### [SET TASK]
Go through the material below and copy each line where the word "très" appears.

### [Stored records]
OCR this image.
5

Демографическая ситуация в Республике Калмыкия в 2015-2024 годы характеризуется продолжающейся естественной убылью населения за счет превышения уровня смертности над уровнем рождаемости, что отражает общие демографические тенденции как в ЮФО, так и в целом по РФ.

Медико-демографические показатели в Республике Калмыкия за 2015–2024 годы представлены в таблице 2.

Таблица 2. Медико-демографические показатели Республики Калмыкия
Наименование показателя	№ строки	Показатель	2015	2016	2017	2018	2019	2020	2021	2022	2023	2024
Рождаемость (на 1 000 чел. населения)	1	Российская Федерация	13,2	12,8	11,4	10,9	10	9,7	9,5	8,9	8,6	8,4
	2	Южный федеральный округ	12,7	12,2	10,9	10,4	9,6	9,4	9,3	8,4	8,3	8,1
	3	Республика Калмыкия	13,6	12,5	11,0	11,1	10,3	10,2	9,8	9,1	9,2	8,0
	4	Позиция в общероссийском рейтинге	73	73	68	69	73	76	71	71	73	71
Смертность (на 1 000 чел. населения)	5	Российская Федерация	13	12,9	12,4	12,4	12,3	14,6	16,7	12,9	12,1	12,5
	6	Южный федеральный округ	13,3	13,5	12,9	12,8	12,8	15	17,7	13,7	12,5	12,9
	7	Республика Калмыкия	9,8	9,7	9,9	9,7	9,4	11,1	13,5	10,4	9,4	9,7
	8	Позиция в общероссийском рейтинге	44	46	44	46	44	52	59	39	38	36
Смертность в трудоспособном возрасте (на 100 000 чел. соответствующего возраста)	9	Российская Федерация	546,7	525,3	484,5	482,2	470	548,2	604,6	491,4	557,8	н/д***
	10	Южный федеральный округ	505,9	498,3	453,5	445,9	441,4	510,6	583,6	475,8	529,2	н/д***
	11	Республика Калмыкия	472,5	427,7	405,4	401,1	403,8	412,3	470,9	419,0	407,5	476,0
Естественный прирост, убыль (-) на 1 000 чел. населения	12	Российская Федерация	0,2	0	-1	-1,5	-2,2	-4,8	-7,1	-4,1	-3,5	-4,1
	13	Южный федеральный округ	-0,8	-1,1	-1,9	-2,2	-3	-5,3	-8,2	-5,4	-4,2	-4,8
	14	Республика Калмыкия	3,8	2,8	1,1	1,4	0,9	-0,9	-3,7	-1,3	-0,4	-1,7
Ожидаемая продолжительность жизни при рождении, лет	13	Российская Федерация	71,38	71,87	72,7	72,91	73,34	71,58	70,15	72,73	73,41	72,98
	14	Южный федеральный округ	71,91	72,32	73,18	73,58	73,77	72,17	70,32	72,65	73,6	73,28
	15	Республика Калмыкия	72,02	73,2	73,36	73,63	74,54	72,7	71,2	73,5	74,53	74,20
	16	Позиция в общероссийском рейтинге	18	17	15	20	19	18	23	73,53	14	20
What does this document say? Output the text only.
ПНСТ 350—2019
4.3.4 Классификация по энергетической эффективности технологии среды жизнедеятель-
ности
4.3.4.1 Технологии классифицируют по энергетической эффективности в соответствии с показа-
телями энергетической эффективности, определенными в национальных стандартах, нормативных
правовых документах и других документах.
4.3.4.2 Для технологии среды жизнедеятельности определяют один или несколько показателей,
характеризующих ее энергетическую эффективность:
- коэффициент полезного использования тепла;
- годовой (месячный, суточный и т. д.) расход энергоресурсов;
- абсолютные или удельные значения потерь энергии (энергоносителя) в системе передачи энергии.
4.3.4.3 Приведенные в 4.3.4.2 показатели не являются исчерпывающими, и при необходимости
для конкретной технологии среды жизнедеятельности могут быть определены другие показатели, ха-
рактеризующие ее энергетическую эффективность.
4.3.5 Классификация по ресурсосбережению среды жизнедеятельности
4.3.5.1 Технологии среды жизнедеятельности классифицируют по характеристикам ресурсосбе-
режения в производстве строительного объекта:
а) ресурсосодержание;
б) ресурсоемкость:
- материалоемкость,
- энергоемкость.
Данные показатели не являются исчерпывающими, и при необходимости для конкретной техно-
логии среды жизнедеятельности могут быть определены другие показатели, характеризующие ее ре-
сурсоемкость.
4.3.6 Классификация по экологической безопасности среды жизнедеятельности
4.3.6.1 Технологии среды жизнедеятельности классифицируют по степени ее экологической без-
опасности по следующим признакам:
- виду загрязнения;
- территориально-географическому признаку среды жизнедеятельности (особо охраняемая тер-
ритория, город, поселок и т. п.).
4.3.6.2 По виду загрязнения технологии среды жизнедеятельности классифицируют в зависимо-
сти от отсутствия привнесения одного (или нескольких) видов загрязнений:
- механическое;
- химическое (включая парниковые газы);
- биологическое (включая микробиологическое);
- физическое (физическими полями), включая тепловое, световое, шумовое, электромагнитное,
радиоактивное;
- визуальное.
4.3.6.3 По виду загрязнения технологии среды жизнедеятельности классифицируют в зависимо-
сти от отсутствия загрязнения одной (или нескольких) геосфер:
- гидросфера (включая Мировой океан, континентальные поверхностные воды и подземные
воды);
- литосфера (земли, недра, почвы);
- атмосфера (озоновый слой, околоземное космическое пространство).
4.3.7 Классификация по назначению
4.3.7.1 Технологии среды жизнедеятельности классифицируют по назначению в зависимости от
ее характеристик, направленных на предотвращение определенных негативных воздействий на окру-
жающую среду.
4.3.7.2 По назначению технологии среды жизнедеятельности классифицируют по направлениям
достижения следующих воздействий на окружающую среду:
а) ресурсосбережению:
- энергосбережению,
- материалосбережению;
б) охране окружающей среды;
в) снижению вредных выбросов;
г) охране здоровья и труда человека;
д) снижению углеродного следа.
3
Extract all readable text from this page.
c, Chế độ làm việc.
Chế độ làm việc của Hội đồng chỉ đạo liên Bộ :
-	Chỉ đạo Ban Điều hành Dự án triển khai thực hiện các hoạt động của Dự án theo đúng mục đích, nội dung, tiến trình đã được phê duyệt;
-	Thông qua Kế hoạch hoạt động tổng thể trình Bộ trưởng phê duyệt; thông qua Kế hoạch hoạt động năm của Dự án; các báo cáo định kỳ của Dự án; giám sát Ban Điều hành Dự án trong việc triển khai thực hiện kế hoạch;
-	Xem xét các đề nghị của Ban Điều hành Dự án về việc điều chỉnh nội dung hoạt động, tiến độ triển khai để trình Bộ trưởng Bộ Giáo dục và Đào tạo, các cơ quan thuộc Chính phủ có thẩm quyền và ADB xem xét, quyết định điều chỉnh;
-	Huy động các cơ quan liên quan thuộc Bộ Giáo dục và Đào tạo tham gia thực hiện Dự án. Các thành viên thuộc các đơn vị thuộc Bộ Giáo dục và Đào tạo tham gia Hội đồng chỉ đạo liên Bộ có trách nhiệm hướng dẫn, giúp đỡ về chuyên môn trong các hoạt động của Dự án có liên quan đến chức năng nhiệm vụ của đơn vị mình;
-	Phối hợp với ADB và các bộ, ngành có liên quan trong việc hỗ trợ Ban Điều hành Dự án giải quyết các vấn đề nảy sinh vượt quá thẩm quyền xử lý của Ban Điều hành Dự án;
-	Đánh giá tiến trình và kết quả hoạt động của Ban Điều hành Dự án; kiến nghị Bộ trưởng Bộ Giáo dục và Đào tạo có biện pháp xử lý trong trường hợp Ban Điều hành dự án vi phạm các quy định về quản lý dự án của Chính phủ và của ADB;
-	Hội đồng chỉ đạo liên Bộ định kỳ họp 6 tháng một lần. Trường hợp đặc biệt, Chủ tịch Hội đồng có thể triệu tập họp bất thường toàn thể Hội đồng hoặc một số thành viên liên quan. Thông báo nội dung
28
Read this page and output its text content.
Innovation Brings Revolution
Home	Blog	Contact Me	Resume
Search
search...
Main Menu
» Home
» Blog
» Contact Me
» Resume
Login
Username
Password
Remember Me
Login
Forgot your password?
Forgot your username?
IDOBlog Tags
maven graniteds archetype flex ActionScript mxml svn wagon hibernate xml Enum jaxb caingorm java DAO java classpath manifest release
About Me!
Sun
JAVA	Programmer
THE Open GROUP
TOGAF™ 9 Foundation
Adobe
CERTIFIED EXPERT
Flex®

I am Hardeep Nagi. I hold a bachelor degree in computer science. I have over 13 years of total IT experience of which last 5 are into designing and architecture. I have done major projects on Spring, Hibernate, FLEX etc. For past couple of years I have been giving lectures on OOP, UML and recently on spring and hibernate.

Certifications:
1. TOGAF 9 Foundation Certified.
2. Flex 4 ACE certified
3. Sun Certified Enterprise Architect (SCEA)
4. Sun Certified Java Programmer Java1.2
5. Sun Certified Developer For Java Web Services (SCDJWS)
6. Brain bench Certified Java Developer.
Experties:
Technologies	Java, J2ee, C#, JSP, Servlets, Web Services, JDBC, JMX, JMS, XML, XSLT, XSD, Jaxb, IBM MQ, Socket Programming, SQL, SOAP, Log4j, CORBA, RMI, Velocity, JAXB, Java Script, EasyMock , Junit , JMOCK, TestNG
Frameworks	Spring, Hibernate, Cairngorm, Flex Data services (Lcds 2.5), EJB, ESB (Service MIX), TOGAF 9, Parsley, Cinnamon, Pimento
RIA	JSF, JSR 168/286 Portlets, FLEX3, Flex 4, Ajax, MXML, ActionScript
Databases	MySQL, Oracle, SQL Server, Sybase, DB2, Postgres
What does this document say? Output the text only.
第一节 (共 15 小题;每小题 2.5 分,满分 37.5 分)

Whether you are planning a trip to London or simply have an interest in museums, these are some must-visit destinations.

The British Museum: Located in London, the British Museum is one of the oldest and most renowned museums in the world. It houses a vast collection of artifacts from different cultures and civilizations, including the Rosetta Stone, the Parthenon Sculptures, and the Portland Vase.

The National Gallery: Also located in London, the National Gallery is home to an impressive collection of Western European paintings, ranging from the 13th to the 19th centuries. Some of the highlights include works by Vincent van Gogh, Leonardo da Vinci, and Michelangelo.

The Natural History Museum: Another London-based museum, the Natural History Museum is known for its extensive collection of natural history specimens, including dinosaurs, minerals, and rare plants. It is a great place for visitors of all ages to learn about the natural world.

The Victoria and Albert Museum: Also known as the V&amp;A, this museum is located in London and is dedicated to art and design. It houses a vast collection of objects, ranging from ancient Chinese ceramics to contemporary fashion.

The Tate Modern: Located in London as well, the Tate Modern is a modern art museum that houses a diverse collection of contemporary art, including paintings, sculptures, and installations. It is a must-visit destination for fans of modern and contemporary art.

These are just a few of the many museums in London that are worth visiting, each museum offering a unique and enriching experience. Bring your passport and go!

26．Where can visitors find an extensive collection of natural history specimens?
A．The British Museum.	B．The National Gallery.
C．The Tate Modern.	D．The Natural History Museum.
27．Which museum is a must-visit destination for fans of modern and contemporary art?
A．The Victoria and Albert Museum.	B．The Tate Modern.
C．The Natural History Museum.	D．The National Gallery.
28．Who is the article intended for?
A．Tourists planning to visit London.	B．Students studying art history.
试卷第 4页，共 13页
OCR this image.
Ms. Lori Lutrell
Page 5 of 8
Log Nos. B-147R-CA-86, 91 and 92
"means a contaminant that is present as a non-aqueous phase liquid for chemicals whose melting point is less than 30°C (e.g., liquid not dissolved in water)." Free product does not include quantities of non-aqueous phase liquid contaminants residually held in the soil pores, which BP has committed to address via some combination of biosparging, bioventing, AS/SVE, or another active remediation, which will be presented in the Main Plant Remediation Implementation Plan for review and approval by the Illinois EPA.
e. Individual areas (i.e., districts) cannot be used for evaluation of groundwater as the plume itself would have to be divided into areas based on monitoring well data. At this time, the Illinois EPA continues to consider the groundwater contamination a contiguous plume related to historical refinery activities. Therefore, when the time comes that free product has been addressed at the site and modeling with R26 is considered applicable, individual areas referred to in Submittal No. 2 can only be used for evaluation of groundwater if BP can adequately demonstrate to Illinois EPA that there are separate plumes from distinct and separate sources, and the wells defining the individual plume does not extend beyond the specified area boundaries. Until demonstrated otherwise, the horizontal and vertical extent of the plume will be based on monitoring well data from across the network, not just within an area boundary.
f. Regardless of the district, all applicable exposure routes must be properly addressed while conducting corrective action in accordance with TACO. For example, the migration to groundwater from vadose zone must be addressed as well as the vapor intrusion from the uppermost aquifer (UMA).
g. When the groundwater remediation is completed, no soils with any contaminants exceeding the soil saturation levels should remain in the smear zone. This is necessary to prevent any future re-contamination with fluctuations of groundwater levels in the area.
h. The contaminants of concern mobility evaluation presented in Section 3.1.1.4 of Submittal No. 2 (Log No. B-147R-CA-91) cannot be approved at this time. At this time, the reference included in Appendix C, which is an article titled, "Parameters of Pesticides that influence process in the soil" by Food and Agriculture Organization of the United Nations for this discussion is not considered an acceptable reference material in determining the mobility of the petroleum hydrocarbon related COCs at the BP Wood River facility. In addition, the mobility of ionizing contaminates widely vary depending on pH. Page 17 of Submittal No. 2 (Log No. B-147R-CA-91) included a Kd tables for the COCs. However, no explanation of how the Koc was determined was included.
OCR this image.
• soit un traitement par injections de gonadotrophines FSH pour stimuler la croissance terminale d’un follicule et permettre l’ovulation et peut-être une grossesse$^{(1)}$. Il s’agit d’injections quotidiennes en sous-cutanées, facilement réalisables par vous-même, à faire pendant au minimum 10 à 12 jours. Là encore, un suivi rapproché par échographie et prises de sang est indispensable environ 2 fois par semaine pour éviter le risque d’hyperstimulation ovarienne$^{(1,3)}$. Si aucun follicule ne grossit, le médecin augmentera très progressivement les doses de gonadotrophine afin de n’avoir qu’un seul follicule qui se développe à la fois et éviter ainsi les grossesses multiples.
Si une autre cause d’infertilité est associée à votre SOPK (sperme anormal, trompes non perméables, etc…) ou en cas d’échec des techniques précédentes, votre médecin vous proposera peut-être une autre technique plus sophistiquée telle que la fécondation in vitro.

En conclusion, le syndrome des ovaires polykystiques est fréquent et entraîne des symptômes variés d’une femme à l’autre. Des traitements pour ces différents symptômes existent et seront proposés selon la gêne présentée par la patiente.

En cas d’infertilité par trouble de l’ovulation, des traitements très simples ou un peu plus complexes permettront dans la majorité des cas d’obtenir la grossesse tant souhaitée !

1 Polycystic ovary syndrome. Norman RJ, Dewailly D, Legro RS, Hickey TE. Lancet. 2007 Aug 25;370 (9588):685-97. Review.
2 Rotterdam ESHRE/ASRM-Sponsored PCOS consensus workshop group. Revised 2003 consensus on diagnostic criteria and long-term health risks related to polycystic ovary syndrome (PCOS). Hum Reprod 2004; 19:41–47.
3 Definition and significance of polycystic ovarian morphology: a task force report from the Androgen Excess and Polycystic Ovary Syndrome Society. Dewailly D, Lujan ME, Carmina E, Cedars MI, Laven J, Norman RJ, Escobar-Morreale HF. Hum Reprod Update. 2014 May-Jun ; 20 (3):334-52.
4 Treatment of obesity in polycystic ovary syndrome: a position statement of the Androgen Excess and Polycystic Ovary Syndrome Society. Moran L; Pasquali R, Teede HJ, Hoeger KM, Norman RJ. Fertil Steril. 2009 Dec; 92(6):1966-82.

### [THE RESPONSE]
• soit un traitement par injections de gonadotrophines FSH pour stimuler la croissance terminale d’un follicule et permettre l’ovulation et peut-être une grossesse$^{(1)}$. Il s’agit d’injections quotidiennes en sous-cutanées, facilement réalisables par vous-même, à faire pendant au minimum 10 à 12 jours. Là encore, un suivi rapproché par échographie et prises de sang est indispensable environ 2 fois par semaine pour éviter le risque d’hyperstimulation ovarienne$^{(1,3)}$. Si aucun follicule ne grossit, le médecin augmentera très progressivement les doses de gonadotrophine afin de n’avoir qu’un seul follicule qui se développe à la fois et éviter ainsi les grossesses multiples.
En cas d’infertilité par trouble de l’ovulation, des traitements très simples ou un peu plus complexes permettront dans la majorité des cas d’obtenir la grossesse tant souhaitée !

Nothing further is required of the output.